— BEGIN —

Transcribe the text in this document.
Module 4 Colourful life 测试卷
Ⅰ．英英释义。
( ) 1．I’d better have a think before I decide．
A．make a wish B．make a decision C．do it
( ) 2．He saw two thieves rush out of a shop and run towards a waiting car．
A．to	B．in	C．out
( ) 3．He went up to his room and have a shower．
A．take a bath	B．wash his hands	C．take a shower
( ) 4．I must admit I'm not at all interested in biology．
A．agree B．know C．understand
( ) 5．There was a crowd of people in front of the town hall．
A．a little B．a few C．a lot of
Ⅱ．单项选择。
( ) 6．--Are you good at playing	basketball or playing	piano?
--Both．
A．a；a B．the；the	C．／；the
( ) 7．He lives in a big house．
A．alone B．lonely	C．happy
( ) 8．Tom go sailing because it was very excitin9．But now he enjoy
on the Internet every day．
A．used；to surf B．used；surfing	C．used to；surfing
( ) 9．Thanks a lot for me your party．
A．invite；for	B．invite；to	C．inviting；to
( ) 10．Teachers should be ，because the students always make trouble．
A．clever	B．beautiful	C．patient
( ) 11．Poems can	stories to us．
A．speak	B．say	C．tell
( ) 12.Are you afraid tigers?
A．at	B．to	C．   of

— END —
— BEGIN —

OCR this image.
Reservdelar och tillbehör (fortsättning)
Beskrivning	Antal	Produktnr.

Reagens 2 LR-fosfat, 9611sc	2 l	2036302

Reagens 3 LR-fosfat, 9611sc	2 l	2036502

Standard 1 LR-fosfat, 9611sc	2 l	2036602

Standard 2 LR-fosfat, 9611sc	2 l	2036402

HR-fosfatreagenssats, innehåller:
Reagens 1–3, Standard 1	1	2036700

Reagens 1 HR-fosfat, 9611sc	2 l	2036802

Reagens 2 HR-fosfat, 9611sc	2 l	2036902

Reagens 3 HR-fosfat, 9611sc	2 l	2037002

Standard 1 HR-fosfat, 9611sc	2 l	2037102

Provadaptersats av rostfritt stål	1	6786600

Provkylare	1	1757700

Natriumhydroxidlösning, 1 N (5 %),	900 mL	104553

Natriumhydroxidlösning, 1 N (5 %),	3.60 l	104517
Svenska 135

— END —
— BEGIN —

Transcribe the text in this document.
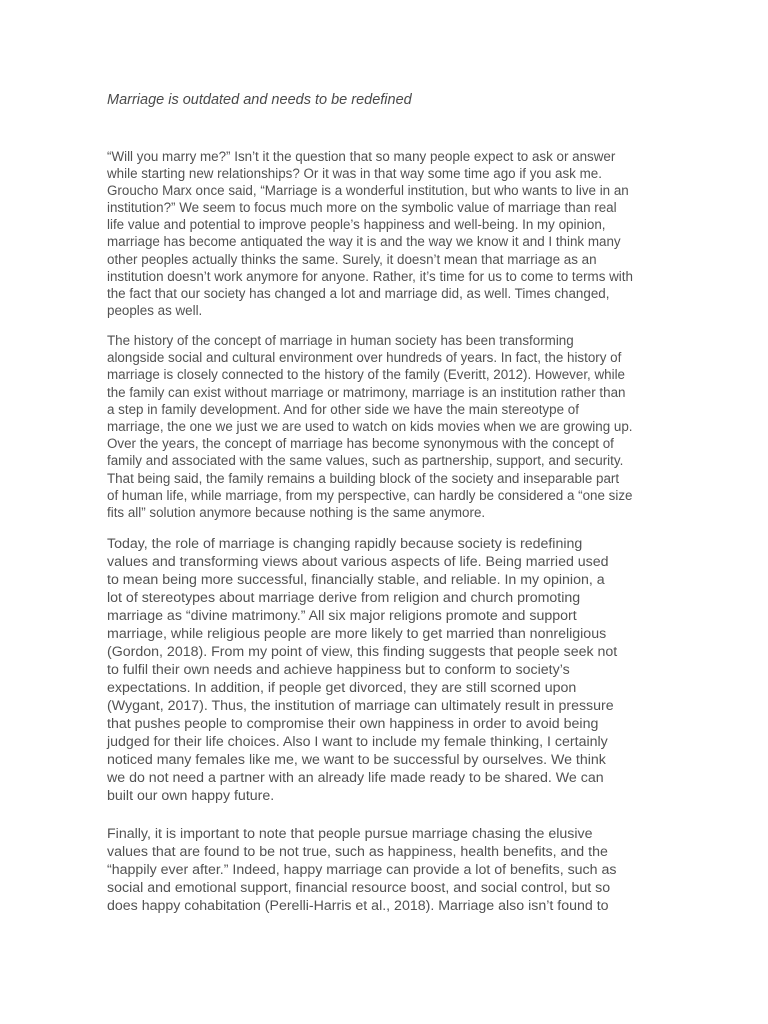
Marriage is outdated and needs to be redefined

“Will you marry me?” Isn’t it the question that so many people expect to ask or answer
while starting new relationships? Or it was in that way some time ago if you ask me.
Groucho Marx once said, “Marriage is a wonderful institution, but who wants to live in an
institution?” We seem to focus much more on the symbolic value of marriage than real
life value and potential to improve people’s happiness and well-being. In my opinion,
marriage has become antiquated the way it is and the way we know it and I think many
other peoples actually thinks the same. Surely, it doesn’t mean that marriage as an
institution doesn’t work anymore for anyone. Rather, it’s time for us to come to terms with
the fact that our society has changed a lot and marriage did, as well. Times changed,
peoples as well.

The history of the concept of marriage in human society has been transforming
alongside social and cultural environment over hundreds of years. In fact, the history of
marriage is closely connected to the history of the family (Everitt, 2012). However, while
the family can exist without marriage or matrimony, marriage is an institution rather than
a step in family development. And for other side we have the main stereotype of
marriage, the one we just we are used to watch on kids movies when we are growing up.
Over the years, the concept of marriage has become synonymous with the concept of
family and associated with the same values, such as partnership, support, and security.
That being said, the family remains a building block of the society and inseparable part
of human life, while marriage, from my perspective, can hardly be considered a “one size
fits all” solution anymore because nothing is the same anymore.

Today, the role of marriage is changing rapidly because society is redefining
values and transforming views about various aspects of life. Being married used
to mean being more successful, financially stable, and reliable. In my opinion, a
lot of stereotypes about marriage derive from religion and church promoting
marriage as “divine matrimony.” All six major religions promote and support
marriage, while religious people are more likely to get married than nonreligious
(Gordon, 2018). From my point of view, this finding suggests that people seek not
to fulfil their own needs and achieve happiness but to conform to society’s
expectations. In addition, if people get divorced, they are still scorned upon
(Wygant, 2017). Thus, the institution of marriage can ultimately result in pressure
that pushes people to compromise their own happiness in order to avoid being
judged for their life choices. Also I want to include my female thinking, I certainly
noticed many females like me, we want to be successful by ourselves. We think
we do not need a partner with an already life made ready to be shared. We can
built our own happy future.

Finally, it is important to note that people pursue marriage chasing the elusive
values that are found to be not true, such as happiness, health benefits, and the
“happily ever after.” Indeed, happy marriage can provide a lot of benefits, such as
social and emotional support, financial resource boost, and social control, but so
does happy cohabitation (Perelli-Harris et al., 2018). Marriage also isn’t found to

— END —

Say how many lines above hold the word "happiness", giving only the count.

*Result*
4